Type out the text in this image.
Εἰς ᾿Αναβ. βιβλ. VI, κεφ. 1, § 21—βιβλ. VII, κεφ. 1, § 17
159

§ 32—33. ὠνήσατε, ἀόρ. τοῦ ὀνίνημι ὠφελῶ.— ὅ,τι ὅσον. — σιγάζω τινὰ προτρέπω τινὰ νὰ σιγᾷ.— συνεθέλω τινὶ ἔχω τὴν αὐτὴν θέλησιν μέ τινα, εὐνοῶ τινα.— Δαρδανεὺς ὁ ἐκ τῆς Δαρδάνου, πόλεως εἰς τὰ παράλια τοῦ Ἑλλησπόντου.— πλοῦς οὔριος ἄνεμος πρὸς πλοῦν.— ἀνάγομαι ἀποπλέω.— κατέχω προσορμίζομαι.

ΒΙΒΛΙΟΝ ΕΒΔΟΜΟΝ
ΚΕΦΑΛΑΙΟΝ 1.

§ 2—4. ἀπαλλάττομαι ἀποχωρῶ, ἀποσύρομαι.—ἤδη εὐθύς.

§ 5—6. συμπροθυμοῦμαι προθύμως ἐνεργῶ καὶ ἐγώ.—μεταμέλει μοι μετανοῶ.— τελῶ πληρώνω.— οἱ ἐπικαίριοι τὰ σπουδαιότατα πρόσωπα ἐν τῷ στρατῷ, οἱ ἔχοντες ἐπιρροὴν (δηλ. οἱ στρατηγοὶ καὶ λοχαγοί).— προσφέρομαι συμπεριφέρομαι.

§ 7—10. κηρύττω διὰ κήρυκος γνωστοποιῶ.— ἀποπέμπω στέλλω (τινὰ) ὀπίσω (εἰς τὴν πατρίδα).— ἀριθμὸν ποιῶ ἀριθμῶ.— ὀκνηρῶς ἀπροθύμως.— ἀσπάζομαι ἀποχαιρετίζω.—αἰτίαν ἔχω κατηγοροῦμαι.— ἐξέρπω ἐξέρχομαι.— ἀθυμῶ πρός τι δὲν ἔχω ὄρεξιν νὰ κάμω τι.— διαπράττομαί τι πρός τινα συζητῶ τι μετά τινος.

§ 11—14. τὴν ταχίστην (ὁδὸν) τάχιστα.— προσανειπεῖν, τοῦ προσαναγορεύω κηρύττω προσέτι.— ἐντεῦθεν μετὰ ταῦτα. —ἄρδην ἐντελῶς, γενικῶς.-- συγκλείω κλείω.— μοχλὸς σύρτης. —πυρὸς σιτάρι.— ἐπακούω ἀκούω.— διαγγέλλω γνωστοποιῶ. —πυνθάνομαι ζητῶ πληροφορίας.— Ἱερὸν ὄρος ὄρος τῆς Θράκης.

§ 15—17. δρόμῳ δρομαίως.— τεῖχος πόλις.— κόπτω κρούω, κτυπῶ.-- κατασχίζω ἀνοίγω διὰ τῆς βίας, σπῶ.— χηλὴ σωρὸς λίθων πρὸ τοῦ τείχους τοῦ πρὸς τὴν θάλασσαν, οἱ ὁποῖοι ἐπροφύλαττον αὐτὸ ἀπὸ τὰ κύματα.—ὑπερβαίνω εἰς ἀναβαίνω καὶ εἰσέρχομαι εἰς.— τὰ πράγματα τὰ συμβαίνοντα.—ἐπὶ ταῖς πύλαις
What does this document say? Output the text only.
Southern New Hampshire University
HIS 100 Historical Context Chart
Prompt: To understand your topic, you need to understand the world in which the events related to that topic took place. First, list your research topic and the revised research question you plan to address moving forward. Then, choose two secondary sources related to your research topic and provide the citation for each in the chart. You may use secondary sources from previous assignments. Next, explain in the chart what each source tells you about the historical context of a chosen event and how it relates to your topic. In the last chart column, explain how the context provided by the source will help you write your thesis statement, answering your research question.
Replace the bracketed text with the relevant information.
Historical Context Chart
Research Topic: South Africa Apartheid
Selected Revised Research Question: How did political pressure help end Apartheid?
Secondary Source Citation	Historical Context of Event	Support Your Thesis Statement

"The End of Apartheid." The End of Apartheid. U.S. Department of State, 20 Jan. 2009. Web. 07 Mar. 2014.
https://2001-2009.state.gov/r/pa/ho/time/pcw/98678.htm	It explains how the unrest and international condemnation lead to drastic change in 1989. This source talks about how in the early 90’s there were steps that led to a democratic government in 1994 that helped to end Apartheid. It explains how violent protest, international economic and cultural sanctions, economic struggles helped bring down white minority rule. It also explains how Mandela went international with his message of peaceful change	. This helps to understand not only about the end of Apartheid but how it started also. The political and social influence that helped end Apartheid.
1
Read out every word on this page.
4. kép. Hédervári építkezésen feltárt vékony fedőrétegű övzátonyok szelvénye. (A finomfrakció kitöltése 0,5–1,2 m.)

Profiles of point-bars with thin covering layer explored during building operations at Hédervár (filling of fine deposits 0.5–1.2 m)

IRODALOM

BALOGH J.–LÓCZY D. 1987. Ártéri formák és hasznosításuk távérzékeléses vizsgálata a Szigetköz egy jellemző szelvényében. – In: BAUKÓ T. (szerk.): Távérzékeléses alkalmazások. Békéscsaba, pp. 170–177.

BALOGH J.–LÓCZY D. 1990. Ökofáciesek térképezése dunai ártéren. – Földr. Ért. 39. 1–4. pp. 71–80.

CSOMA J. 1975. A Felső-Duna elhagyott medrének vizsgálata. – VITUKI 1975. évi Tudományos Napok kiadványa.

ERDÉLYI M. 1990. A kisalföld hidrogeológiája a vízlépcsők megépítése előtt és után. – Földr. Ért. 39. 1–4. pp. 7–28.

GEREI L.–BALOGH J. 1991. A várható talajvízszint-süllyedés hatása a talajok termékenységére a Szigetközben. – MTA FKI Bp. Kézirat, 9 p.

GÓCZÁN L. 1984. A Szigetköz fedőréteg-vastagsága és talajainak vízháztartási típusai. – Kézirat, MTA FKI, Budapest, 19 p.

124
---*---
## What the task requires
Output each entry precisely as given.

## Solution to this problem
Type out the text in this image.
Εἰς ᾿Αναβ. βιβλ. VI, κεφ. 1, § 21—βιβλ. VII, κεφ. 1, § 17
159

§ 32—33. ὠνήσατε, ἀόρ. τοῦ ὀνίνημι ὠφελῶ.— ὅ,τι ὅσον. — σιγάζω τινὰ προτρέπω τινὰ νὰ σιγᾷ.— συνεθέλω τινὶ ἔχω τὴν αὐτὴν θέλησιν μέ τινα, εὐνοῶ τινα.— Δαρδανεὺς ὁ ἐκ τῆς Δαρδάνου, πόλεως εἰς τὰ παράλια τοῦ Ἑλλησπόντου.— πλοῦς οὔριος ἄνεμος πρὸς πλοῦν.— ἀνάγομαι ἀποπλέω.— κατέχω προσορμίζομαι.

ΒΙΒΛΙΟΝ ΕΒΔΟΜΟΝ
ΚΕΦΑΛΑΙΟΝ 1.

§ 2—4. ἀπαλλάττομαι ἀποχωρῶ, ἀποσύρομαι.—ἤδη εὐθύς.

§ 5—6. συμπροθυμοῦμαι προθύμως ἐνεργῶ καὶ ἐγώ.—μεταμέλει μοι μετανοῶ.— τελῶ πληρώνω.— οἱ ἐπικαίριοι τὰ σπουδαιότατα πρόσωπα ἐν τῷ στρατῷ, οἱ ἔχοντες ἐπιρροὴν (δηλ. οἱ στρατηγοὶ καὶ λοχαγοί).— προσφέρομαι συμπεριφέρομαι.

§ 7—10. κηρύττω διὰ κήρυκος γνωστοποιῶ.— ἀποπέμπω στέλλω (τινὰ) ὀπίσω (εἰς τὴν πατρίδα).— ἀριθμὸν ποιῶ ἀριθμῶ.— ὀκνηρῶς ἀπροθύμως.— ἀσπάζομαι ἀποχαιρετίζω.—αἰτίαν ἔχω κατηγοροῦμαι.— ἐξέρπω ἐξέρχομαι.— ἀθυμῶ πρός τι δὲν ἔχω ὄρεξιν νὰ κάμω τι.— διαπράττομαί τι πρός τινα συζητῶ τι μετά τινος.

§ 11—14. τὴν ταχίστην (ὁδὸν) τάχιστα.— προσανειπεῖν, τοῦ προσαναγορεύω κηρύττω προσέτι.— ἐντεῦθεν μετὰ ταῦτα. —ἄρδην ἐντελῶς, γενικῶς.-- συγκλείω κλείω.— μοχλὸς σύρτης. —πυρὸς σιτάρι.— ἐπακούω ἀκούω.— διαγγέλλω γνωστοποιῶ. —πυνθάνομαι ζητῶ πληροφορίας.— Ἱερὸν ὄρος ὄρος τῆς Θράκης.

§ 15—17. δρόμῳ δρομαίως.— τεῖχος πόλις.— κόπτω κρούω, κτυπῶ.-- κατασχίζω ἀνοίγω διὰ τῆς βίας, σπῶ.— χηλὴ σωρὸς λίθων πρὸ τοῦ τείχους τοῦ πρὸς τὴν θάλασσαν, οἱ ὁποῖοι ἐπροφύλαττον αὐτὸ ἀπὸ τὰ κύματα.—ὑπερβαίνω εἰς ἀναβαίνω καὶ εἰσέρχομαι εἰς.— τὰ πράγματα τὰ συμβαίνοντα.—ἐπὶ ταῖς πύλαις
What does this document say? Output the text only.
Southern New Hampshire University
HIS 100 Historical Context Chart
Prompt: To understand your topic, you need to understand the world in which the events related to that topic took place. First, list your research topic and the revised research question you plan to address moving forward. Then, choose two secondary sources related to your research topic and provide the citation for each in the chart. You may use secondary sources from previous assignments. Next, explain in the chart what each source tells you about the historical context of a chosen event and how it relates to your topic. In the last chart column, explain how the context provided by the source will help you write your thesis statement, answering your research question.
Replace the bracketed text with the relevant information.
Historical Context Chart
Research Topic: South Africa Apartheid
Selected Revised Research Question: How did political pressure help end Apartheid?
Secondary Source Citation	Historical Context of Event	Support Your Thesis Statement

"The End of Apartheid." The End of Apartheid. U.S. Department of State, 20 Jan. 2009. Web. 07 Mar. 2014.
https://2001-2009.state.gov/r/pa/ho/time/pcw/98678.htm	It explains how the unrest and international condemnation lead to drastic change in 1989. This source talks about how in the early 90’s there were steps that led to a democratic government in 1994 that helped to end Apartheid. It explains how violent protest, international economic and cultural sanctions, economic struggles helped bring down white minority rule. It also explains how Mandela went international with his message of peaceful change	. This helps to understand not only about the end of Apartheid but how it started also. The political and social influence that helped end Apartheid.
1
Read out every word on this page.
4. kép. Hédervári építkezésen feltárt vékony fedőrétegű övzátonyok szelvénye. (A finomfrakció kitöltése 0,5–1,2 m.)

Profiles of point-bars with thin covering layer explored during building operations at Hédervár (filling of fine deposits 0.5–1.2 m)

IRODALOM

BALOGH J.–LÓCZY D. 1987. Ártéri formák és hasznosításuk távérzékeléses vizsgálata a Szigetköz egy jellemző szelvényében. – In: BAUKÓ T. (szerk.): Távérzékeléses alkalmazások. Békéscsaba, pp. 170–177.

BALOGH J.–LÓCZY D. 1990. Ökofáciesek térképezése dunai ártéren. – Földr. Ért. 39. 1–4. pp. 71–80.

CSOMA J. 1975. A Felső-Duna elhagyott medrének vizsgálata. – VITUKI 1975. évi Tudományos Napok kiadványa.

ERDÉLYI M. 1990. A kisalföld hidrogeológiája a vízlépcsők megépítése előtt és után. – Földr. Ért. 39. 1–4. pp. 7–28.

GEREI L.–BALOGH J. 1991. A várható talajvízszint-süllyedés hatása a talajok termékenységére a Szigetközben. – MTA FKI Bp. Kézirat, 9 p.

GÓCZÁN L. 1984. A Szigetköz fedőréteg-vastagsága és talajainak vízháztartási típusai. – Kézirat, MTA FKI, Budapest, 19 p.

124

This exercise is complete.